## [Série d'exercices]
A) Les affirmations suivantes concordent-elles avec le passage fourni ? (i) Environ 4 millions de femmes et de fillettes sont vendues chaque année dans le monde. (ii) En Europe, 10 % des travailleuses ont fait l'objet de harcèlement sexuel. (iii) La Suisse est épargnée par les lois discriminatoires. Répondez par oui ou par non et citez à l'identique les mots du passage qui tranchent.
B) Reproduisez fidèlement l'extrait du passage fourni qui va de "Les Etats légitiment" jusqu'à "à l’état civil." inclus.
C) Résumez le passage fourni en trois phrases.

**** Passage fourni

Pratiques traditionnelles

Les mutilations génitales, les crimes d’«honneur», les mariages forcés, l’enfermement et la négation de droits individuels, etc. concernent plus particulièrement certaines sociétés. Quelque 5000 femmes et jeunes filles sont victimes de crimes d’«honneur» chaque année; 130 millions de femmes ont subi l’excision (2 millions de plus chaque année, soit 5 petites filles par minute). Plus de 100 millions de petites filles manquent aussi à l’appel, décédées prématurément, du fait de la préférence accordée aux fils (soins, alimentation, etc.).

Sur le marché du travail

Le harcèlement sexuel, l’esclavage, le trafic des femmes et des enfants dans le commerce du sexe et des travaux clandestins touchent aussi de nombreuses femmes. Ainsi, environ 4 millions de femmes et de fillettes sont vendues chaque année dans le monde à de futurs époux, à des proxénètes ou à des marchands d’esclaves; en Asie du sud-est, près de 70 millions de femmes et d’enfants ont été victimes du trafic sexuel depuis 10 ans. En Europe, 2% des travailleuses – 3 millions – ont fait l’objet de harcèlement sexuel.

Etats complices

Les Etats légitiment la criminalisation des femmes ou répriment celles qui ne se soumettent pas à leur statut inférieur, par des législations discriminatoires ou des peines dégradantes: emprisonnement des victimes de viol, criminalisation de l’avortement, des pratiques contraceptives, ou des relations hors mariage. Certains Etats légifèrent eux-même, mais souvent la législation prévoit de déléguer aux hommes de la famille ou aux instances religieuses le jugement et l’application des peines, livrant les femmes à l’arbitraire. La Suisse n’est pas à l’abri de telles lois discriminatoires, en particulier envers les femmes migrantes, dont le statut est lié – pour la majorité d’entre elles – à l’état civil.

********
**** Données fournies

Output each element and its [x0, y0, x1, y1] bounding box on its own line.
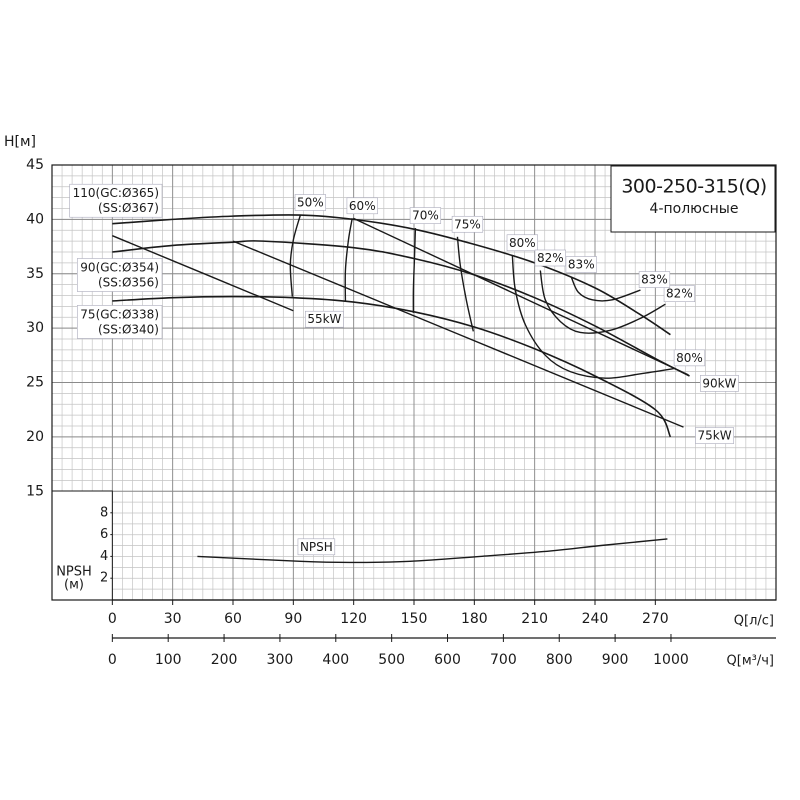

********

## [Corrigé des exercices]
A)
(i) Oui : « environ 4 millions de femmes et de fillettes sont vendues chaque année dans le monde ».
(ii) Non : « En Europe, 2% des travailleuses – 3 millions – ont fait l’objet de harcèlement sexuel. »
(iii) Non : « La Suisse n’est pas à l’abri de telles lois discriminatoires ».

B)
Les Etats légitiment la criminalisation des femmes ou répriment celles qui ne se soumettent pas à leur statut inférieur, par des législations discriminatoires ou des peines dégradantes: emprisonnement des victimes de viol, criminalisation de l’avortement, des pratiques contraceptives, ou des relations hors mariage. Certains Etats légifèrent eux-même, mais souvent la législation prévoit de déléguer aux hommes de la famille ou aux instances religieuses le jugement et l’application des peines, livrant les femmes à l’arbitraire. La Suisse n’est pas à l’abri de telles lois discriminatoires, en particulier envers les femmes migrantes, dont le statut est lié – pour la majorité d’entre elles – à l’état civil.

C) Les mutilations génitales, les crimes d'« honneur » et les mariages forcés touchent plus particulièrement certaines sociétés, et plus de 100 millions de petites filles sont décédées prématurément du fait de la préférence accordée aux fils. Sur le marché du travail, de nombreuses femmes subissent le harcèlement sexuel, l'esclavage et le trafic, et environ 4 millions de femmes et de fillettes sont vendues chaque année dans le monde. Les États répriment les femmes par des législations discriminatoires ou des peines dégradantes, souvent confiées aux hommes de la famille ou aux instances religieuses, et la Suisse n'est pas à l'abri de telles lois, en particulier envers les femmes migrantes.